Conjunto de tarefas:
[A] Reproduza, por favor, o trecho do documento de "2 - As actuações" a "pelas autarquias locais.".
[B] Segundo o trecho do documento, em que prazo o Governo deve regulamentar as competências atribuídas aos municípios?

Trecho do documento:
+ + + +
3 - É ainda da competência da câmara municipal a aprovação de planos de pormenor e operações de loteamento, independentemente da sua localização e dimensão, sempre que esteja vigente o plano director municipal ou plano geral de urbanização ou, estando o mesmo em elaboração, existam normas provisórias legalmente aprovadas ou ainda se estiverem abrangidas por áreas de desenvolvimento urbano prioritário ou de construção prioritária.
4 - Fora do caso previsto no número anterior, as operações de loteamento, sempre que, pela sua dimensão ou localização, impliquem alterações significativas das condições ambientais e das infra-estruturas existentes, na área do município ou dos municípios vizinhos, carecem de parecer prévio dos serviços competentes da administração central e, nos casos que taxativamente vierem a ser fixados por decreto-lei, ficam ainda sujeitas à ratificação do Governo.
5 - O Governo regulamentará, no prazo de 90 dias, as competências agora atribuídas aos municípios nos termos dos números anteriores, fixando igualmente os prazos limites para a emissão e ou homologação de pareceres da administração central.
Artigo 11.º
(Delegação de competências na freguesia)
A freguesia pode realizar investimentos referidos no artigo 8.º por delegação do município, devendo este assegurar o respectivo financiamento e o apoio técnico necessário.
SECÇÃO II
Coordenação
Artigo 12.º
(Competências exercidas em regime de colaboração)
1 - As actuações relativas a investimentos públicos não referidos no artigo 8.º devem ser exercidas pela administração central ou pelas autarquias locais, mediante acordo prévio a celebrar com o Governo, e sem qualquer apoio financeiro não previsto na Lei das Finanças Locais ou, ainda, em regime de colaboração nos termos dos números seguintes.
2 - As actuações das autarquias locais, no exercício das competências em regime de colaboração, serão objecto de regulamentação que constará dos contratos-tipo que os departamentos competentes da administração central colocarão, para o efeito, à subscrição voluntária pelas autarquias locais.
3 - Concomitantemente com a divulgação de cada contrato-tipo referido no número anterior serão fixados, prevendo a eventualidade de o montante disponível para o programa ser insuficiente para todos os pedidos de subscrição, os critérios de selecção dos municípios interessados.
4 - Os acordos de que resulte o desenvolvimento das competências, em regime de colaboração com uma ou mais autarquias, compreenderão o modo da sua participação na elaboração dos planos nacionais e na gestão dos equipamentos ou dos serviços públicos correspondentes, bem como as formas de informação sobre o exercício destas competências.
5 - Poderá o Ministério do Trabalho e Segurança Social, através dos centros regionais de segurança social, realizar acordos com os municípios, tendo em vista a execução de investimentos na respectiva área, nomeadamente em relação a creches, jardins-de-infância, centros de dia e lares para idosos.
+ + + +
Material apresentado:

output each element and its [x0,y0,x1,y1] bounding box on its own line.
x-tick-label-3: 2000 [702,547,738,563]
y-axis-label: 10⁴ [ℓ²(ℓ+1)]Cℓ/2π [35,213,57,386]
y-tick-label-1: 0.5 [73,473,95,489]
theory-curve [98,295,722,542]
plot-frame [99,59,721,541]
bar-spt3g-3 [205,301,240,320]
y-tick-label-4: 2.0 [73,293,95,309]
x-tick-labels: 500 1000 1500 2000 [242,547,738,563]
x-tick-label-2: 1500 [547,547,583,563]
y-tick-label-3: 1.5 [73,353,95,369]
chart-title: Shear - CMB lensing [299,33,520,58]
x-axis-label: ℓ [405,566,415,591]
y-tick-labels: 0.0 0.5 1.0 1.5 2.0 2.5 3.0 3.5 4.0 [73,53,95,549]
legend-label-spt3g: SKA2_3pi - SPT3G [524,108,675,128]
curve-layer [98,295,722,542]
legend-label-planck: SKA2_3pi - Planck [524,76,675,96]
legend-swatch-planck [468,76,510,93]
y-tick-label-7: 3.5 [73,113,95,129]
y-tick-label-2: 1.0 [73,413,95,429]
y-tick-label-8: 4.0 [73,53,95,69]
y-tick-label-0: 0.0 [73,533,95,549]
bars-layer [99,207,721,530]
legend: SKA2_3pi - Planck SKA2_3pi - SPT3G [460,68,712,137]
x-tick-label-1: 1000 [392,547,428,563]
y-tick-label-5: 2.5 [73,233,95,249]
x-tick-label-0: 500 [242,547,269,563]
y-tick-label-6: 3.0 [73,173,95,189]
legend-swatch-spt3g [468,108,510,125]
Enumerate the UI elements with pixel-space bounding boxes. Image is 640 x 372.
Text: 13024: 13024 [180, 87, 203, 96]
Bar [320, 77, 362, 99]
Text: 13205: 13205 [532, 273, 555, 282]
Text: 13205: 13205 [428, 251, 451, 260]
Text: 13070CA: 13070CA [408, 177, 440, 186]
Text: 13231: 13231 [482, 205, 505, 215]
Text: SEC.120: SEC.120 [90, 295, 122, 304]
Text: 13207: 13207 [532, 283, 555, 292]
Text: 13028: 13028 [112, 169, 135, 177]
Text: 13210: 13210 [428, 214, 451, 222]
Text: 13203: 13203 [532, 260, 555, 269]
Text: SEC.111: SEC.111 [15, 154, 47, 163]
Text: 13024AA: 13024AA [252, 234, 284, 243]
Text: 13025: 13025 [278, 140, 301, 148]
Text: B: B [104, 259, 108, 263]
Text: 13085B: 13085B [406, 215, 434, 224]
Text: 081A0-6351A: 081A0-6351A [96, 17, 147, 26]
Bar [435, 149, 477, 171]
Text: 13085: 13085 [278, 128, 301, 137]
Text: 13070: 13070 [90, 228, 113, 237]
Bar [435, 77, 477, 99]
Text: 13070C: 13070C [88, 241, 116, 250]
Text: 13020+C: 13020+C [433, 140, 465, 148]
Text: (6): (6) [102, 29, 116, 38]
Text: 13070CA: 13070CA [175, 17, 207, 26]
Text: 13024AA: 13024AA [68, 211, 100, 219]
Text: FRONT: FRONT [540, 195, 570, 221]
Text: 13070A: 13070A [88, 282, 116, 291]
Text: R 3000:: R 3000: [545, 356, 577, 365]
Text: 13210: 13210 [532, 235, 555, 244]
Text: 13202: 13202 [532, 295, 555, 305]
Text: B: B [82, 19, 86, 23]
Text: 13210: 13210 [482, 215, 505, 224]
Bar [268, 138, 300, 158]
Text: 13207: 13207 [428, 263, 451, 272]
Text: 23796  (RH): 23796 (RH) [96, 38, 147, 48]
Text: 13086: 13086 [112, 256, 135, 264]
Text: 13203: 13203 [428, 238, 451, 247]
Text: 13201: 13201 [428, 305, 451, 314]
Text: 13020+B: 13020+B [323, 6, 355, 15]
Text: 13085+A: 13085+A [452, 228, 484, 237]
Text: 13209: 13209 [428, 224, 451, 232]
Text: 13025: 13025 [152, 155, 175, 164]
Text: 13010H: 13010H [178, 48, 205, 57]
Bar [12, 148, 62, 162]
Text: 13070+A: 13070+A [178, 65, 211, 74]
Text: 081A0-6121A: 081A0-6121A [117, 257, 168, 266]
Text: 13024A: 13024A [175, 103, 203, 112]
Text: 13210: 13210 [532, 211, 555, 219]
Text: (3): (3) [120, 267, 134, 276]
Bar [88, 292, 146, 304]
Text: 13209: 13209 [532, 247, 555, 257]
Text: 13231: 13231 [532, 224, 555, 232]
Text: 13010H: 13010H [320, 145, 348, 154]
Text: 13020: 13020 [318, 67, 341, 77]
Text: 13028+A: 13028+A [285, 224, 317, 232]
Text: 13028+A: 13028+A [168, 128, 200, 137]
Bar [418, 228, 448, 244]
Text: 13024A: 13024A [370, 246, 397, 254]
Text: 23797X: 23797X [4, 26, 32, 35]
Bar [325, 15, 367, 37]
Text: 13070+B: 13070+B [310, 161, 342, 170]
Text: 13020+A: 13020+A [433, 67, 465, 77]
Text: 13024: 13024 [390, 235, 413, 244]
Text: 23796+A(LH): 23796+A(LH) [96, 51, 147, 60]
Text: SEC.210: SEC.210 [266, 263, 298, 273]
+ + + +
Respostas por tarefa:
[A]
2 - As actuações das autarquias locais, no exercício das competências em regime de colaboração, serão objecto de regulamentação que constará dos contratos-tipo que os departamentos competentes da administração central colocarão, para o efeito, à subscrição voluntária pelas autarquias locais.

[B] No prazo de 90 dias.